(Data excerpts)
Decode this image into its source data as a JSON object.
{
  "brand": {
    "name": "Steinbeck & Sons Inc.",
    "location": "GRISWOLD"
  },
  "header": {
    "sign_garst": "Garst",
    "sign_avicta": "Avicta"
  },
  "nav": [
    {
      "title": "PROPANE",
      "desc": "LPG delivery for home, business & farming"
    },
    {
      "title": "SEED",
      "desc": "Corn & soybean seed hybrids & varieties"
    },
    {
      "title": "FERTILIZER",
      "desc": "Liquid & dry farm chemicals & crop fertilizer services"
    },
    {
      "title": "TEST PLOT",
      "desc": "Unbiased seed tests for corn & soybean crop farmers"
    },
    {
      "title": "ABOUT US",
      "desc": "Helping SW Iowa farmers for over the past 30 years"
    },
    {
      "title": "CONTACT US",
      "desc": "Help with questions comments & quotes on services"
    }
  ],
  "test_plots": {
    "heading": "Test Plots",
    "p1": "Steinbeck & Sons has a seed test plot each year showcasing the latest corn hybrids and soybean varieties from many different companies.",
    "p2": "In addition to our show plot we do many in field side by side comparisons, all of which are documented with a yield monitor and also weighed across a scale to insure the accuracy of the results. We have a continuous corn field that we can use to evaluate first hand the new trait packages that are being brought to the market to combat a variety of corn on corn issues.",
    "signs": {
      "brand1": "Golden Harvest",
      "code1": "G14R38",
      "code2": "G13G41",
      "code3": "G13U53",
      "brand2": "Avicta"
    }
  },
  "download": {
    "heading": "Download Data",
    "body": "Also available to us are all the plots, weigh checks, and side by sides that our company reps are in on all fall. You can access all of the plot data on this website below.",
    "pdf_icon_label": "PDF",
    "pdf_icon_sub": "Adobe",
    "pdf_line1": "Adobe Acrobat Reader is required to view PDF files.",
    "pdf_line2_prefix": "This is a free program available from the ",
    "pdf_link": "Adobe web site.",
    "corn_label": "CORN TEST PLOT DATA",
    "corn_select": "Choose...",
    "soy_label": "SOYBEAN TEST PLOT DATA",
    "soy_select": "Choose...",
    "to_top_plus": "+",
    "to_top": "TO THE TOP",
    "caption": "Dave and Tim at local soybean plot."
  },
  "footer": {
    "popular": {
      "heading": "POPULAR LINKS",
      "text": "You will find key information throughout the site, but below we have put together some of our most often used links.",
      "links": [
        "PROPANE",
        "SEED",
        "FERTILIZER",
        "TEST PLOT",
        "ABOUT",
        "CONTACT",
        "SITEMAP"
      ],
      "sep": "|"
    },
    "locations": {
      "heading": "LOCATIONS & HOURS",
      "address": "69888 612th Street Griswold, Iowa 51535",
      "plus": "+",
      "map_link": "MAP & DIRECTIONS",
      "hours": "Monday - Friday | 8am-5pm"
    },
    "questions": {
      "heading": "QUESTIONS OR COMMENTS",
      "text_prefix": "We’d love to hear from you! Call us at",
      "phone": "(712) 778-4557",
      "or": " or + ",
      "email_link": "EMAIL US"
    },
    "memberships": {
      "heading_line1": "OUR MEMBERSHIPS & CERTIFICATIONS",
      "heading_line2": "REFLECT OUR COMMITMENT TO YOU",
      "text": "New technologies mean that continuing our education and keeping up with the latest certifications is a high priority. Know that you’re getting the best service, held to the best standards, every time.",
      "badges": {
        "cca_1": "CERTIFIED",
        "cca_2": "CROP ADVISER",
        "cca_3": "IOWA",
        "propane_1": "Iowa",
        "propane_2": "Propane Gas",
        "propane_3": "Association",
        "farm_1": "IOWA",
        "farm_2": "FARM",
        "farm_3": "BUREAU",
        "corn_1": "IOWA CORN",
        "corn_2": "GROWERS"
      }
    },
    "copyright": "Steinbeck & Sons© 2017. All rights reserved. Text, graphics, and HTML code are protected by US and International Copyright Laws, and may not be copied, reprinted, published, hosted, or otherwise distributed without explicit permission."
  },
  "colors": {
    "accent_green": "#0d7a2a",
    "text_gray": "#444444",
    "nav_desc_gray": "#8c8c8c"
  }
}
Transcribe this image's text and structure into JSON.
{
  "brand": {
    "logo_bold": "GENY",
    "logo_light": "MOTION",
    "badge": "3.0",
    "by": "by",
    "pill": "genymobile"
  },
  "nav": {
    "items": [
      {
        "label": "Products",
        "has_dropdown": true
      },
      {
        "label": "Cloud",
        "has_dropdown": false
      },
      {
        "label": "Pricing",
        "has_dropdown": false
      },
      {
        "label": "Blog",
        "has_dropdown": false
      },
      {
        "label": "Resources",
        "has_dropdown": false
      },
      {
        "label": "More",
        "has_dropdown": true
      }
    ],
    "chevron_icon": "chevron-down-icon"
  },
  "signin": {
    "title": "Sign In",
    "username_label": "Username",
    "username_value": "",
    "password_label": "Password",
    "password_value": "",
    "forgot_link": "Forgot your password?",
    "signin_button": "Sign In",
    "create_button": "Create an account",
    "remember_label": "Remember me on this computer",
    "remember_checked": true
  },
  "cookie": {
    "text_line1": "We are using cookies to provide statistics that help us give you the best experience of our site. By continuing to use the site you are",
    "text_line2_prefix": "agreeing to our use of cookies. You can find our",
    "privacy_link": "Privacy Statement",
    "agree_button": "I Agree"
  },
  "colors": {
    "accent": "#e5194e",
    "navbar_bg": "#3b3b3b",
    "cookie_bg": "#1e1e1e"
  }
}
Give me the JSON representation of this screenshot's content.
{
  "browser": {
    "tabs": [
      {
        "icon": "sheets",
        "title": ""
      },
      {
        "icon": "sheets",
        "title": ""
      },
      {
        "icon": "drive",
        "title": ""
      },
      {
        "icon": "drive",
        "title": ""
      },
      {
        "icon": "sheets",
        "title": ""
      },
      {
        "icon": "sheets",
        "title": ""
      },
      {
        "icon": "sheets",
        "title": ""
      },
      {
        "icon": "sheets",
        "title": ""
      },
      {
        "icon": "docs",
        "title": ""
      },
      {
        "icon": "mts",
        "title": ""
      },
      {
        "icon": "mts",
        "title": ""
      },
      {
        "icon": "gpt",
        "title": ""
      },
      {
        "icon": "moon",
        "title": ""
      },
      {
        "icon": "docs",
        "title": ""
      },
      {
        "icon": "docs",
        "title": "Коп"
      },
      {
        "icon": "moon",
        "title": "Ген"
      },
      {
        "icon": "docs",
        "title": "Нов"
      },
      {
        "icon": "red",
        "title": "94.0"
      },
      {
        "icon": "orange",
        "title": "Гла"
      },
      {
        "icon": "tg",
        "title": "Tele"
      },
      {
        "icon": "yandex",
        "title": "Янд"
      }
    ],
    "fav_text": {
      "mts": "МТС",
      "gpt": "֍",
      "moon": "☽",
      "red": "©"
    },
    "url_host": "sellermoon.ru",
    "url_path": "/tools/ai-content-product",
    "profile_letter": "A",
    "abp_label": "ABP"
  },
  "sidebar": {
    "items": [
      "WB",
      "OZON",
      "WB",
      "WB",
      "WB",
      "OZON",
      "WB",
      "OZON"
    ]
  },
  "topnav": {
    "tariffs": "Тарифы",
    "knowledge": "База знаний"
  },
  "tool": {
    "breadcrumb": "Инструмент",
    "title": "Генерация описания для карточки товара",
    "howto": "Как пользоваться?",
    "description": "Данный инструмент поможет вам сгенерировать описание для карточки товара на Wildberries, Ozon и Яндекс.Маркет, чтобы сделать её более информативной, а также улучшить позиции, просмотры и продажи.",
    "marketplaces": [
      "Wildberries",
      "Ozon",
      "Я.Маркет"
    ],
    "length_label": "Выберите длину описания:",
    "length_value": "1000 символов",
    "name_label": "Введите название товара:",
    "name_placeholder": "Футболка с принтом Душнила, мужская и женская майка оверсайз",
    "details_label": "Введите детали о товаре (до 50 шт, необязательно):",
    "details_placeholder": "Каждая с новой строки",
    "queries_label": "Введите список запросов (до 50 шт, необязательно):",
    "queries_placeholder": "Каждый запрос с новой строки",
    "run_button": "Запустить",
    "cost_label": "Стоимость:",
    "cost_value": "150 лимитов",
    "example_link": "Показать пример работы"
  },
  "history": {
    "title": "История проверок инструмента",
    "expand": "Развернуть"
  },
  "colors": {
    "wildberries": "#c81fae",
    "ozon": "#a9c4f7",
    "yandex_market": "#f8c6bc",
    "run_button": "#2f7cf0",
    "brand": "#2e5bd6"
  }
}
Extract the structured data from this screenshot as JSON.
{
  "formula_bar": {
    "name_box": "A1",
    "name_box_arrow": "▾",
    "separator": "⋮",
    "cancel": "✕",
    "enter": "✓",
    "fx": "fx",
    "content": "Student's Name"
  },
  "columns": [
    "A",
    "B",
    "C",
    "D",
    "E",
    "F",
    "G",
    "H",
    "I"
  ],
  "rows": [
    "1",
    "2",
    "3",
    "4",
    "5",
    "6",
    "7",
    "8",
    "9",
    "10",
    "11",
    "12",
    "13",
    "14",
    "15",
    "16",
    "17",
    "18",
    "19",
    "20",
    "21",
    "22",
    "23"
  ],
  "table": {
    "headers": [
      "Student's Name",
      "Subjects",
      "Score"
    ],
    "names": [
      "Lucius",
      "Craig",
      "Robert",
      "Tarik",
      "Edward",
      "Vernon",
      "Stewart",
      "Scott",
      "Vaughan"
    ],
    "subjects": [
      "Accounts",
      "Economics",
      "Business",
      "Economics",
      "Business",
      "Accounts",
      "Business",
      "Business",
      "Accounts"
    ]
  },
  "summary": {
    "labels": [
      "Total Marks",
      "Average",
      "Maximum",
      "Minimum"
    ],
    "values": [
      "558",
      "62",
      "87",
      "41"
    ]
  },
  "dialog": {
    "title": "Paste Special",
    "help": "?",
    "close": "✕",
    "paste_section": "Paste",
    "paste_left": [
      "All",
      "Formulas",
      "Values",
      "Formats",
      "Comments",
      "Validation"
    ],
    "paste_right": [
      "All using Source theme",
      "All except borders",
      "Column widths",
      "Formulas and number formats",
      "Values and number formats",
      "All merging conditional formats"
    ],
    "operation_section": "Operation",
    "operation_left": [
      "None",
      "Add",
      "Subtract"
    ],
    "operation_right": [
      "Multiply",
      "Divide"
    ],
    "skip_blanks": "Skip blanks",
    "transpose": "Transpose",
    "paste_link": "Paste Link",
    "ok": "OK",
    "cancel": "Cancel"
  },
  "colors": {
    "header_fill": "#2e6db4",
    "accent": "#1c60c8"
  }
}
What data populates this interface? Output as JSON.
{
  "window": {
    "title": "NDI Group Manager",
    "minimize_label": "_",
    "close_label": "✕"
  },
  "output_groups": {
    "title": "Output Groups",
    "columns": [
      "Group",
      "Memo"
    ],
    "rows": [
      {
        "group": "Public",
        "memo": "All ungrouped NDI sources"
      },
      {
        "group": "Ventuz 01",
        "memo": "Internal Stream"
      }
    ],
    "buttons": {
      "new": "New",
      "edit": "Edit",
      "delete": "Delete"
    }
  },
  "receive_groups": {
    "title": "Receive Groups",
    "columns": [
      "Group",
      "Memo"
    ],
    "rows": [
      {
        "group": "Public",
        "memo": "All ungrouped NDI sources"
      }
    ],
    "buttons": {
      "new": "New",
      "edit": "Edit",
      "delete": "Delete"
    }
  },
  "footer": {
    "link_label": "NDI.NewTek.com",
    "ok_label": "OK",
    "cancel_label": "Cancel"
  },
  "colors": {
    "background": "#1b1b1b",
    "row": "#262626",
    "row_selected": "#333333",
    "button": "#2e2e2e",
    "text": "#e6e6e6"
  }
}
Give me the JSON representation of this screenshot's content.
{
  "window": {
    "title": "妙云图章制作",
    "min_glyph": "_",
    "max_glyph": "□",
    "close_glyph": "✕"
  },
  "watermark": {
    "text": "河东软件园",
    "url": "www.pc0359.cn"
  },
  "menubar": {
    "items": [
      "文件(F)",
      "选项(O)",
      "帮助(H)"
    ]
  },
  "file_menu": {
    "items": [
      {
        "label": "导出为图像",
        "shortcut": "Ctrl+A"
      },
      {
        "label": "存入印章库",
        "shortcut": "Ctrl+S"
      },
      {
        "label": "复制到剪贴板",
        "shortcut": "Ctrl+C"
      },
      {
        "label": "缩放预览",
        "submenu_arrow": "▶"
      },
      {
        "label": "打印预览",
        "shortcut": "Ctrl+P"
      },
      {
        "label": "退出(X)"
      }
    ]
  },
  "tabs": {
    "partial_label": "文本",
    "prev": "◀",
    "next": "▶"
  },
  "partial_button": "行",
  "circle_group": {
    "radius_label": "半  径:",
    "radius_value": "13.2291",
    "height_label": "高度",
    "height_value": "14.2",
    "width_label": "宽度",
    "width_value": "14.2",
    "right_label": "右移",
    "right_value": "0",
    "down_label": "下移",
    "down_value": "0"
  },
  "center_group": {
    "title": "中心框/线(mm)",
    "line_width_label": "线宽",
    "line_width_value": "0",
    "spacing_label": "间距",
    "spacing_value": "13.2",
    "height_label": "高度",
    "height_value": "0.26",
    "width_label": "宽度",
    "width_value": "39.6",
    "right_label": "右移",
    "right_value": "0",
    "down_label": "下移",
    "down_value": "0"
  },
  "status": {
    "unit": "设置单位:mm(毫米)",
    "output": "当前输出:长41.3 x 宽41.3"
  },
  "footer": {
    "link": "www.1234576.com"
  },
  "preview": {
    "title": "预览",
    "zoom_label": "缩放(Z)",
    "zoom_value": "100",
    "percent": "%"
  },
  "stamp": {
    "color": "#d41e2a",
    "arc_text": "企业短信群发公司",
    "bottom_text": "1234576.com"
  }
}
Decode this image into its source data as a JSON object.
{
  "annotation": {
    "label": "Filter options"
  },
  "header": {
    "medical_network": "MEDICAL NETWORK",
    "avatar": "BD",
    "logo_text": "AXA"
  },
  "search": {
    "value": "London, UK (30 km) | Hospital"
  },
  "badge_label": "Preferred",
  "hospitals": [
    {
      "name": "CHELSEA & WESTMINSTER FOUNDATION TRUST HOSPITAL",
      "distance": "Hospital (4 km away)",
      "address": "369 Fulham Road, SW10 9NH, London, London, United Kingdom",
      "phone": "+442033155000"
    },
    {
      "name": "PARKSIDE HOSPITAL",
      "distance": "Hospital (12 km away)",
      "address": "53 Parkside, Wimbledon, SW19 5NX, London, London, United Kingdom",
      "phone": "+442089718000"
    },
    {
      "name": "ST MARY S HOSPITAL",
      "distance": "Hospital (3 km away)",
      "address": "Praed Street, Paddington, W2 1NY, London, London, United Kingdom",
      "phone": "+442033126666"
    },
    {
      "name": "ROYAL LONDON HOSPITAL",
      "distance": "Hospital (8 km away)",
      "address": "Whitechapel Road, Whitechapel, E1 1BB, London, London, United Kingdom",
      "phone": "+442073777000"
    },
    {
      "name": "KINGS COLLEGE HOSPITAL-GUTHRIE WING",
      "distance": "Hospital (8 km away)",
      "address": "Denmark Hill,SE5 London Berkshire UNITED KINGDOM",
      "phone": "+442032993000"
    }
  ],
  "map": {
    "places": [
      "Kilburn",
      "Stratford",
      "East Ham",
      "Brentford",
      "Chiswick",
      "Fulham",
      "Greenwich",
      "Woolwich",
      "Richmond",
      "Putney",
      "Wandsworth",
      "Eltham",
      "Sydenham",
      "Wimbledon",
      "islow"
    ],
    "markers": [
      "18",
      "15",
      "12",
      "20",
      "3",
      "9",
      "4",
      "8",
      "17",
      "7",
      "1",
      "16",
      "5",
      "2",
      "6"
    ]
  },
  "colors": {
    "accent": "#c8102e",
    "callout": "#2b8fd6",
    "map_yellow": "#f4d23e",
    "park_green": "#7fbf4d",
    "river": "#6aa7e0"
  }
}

> Given task
Gather from the records above every line containing the string "many".

> Written response
    "p1": "Steinbeck & Sons has a seed test plot each year showcasing the latest corn hybrids and soybean varieties from many different companies.",
    "p2": "In addition to our show plot we do many in field side by side comparisons, all of which are documented with a yield monitor and also weighed across a scale to insure the accuracy of the results. We have a continuous corn field that we can use to evaluate first hand the new trait packages that are being brought to the market to combat a variety of corn on corn issues.",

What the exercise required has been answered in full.